**Supplied records:**
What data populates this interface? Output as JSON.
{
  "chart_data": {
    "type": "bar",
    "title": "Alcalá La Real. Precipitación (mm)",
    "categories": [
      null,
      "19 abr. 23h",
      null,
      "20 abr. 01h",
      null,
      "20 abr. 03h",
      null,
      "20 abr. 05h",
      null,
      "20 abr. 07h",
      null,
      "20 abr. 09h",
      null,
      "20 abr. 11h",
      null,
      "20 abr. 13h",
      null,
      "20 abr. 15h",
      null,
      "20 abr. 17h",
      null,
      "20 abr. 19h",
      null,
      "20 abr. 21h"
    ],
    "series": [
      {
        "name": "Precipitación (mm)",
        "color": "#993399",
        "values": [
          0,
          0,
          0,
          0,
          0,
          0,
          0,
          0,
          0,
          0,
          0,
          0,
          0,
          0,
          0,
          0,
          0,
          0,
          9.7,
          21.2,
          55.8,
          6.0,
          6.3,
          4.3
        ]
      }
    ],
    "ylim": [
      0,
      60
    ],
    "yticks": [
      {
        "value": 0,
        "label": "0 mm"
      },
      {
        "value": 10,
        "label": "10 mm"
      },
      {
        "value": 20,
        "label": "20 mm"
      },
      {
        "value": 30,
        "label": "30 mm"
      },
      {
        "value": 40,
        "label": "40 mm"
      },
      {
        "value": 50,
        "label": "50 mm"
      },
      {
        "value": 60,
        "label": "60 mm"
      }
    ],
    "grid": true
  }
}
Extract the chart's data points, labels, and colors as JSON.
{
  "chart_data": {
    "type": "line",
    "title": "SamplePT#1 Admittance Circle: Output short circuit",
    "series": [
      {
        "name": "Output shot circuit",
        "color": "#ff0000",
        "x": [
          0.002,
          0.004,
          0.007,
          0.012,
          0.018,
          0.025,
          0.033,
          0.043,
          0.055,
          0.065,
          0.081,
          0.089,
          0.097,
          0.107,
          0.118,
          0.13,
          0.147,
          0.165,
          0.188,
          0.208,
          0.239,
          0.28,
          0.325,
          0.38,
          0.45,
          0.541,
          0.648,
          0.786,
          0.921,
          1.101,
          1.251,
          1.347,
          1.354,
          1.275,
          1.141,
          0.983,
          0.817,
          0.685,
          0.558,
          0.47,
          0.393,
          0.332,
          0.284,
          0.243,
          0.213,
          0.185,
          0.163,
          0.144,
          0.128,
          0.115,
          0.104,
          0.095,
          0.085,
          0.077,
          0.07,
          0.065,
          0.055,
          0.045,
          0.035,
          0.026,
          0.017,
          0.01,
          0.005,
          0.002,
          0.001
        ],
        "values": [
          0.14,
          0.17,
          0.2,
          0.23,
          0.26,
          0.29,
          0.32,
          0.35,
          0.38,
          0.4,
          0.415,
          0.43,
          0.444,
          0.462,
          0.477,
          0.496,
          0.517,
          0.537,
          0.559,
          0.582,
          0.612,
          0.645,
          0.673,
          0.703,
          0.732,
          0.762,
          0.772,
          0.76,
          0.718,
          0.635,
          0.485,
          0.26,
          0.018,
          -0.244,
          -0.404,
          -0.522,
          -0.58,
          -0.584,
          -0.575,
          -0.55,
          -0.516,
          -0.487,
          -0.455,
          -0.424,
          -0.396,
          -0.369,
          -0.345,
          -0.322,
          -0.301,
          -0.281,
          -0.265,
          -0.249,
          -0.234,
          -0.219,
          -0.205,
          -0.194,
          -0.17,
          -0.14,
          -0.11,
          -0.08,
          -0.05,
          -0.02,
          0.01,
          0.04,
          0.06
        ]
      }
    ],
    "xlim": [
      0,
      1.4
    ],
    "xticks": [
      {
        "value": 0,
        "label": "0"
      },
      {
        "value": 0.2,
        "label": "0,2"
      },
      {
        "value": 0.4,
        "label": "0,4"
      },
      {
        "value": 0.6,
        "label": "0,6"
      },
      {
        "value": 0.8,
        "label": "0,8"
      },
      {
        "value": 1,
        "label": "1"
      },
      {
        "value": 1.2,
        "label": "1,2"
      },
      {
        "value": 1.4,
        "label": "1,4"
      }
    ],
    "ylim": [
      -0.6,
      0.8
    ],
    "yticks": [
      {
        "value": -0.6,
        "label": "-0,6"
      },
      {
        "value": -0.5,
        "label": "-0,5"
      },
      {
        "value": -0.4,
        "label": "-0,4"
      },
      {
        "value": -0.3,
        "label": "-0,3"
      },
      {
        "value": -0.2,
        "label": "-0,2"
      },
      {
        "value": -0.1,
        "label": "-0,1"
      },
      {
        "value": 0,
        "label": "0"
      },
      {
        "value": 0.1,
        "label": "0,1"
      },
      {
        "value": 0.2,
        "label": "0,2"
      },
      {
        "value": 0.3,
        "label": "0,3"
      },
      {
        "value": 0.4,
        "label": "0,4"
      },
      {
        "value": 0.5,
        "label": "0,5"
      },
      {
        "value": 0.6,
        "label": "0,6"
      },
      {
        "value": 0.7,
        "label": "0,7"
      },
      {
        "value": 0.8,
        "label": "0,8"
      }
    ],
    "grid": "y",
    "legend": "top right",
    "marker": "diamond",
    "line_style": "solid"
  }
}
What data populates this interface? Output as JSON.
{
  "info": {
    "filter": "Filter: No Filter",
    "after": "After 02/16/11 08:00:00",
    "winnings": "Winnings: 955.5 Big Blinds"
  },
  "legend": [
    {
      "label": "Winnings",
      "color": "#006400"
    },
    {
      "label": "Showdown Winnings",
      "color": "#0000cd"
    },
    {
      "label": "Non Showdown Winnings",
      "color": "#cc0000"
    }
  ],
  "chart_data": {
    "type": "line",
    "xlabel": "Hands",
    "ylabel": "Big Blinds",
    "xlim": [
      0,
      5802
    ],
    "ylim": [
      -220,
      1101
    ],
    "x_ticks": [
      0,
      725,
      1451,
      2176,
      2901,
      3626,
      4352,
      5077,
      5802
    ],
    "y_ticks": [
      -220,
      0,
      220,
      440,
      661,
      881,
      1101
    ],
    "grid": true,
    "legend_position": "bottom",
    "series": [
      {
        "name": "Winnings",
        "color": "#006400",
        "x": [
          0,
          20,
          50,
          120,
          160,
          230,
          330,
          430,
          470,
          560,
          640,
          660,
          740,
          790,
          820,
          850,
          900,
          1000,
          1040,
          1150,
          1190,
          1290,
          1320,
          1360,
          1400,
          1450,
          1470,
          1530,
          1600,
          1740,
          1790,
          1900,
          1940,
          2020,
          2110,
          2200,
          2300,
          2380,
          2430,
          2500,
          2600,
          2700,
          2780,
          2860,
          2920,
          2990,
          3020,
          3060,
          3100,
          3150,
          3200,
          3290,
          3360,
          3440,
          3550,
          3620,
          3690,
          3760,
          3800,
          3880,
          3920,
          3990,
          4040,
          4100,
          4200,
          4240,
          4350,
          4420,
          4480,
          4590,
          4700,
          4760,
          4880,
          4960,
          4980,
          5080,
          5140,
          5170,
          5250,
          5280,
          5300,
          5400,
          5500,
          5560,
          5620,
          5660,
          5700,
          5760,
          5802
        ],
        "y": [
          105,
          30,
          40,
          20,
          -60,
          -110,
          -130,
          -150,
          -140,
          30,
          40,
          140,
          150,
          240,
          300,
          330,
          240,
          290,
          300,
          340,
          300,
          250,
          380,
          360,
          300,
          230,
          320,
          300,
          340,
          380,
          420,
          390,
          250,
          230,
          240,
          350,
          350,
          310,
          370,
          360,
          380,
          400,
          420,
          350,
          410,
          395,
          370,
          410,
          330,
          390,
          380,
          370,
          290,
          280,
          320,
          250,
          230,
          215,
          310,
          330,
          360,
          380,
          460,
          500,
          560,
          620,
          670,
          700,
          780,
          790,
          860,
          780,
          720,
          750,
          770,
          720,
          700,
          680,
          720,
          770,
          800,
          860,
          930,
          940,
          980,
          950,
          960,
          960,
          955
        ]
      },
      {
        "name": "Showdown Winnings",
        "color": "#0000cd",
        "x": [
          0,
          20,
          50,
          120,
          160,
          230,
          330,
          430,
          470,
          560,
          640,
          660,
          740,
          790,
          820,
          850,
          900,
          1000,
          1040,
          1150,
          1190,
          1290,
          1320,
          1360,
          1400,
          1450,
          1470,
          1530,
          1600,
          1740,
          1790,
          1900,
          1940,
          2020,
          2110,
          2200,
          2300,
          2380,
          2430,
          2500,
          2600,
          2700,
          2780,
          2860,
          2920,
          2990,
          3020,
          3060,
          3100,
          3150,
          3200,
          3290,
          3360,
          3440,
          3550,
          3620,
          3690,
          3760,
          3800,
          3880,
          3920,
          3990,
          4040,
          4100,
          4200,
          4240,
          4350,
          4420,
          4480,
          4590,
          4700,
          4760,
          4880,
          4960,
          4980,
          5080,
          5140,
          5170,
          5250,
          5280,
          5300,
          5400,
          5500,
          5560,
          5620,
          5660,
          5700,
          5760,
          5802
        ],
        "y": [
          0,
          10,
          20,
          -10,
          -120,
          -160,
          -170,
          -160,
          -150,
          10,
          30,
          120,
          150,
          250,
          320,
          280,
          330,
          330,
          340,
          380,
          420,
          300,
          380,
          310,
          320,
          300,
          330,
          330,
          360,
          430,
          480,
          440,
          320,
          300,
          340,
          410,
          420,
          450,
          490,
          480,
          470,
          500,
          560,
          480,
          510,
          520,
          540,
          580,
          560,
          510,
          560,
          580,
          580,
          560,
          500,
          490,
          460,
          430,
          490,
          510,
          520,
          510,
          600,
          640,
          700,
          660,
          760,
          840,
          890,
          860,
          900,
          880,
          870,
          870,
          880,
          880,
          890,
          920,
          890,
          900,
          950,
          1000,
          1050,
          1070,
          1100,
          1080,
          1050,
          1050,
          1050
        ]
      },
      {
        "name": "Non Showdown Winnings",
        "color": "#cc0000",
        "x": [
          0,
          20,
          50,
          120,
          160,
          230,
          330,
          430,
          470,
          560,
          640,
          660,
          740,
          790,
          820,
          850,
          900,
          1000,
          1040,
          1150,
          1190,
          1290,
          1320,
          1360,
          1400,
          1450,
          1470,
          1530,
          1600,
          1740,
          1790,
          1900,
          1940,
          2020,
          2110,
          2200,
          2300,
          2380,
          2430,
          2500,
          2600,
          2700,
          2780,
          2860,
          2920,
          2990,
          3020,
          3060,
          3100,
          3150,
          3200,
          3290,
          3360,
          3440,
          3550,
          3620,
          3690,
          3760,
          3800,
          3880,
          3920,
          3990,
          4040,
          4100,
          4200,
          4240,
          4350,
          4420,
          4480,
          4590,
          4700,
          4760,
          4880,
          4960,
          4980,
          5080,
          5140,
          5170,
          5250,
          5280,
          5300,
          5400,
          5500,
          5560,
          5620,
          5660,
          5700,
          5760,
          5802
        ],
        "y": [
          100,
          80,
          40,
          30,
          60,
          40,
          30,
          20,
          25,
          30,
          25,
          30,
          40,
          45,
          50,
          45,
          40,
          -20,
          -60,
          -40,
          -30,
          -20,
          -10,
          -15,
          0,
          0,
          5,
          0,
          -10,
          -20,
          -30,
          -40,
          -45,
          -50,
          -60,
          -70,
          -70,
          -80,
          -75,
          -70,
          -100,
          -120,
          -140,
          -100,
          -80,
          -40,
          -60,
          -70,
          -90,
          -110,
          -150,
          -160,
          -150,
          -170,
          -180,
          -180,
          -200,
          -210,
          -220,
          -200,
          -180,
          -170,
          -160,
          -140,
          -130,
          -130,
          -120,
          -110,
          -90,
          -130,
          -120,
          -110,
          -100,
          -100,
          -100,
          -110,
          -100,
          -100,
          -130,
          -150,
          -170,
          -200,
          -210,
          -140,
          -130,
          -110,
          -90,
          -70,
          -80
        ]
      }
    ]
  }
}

**Exercise brief:** Pull out all lines containing "Blinds".

**Exercise answer:**
    "winnings": "Winnings: 955.5 Big Blinds"
    "ylabel": "Big Blinds",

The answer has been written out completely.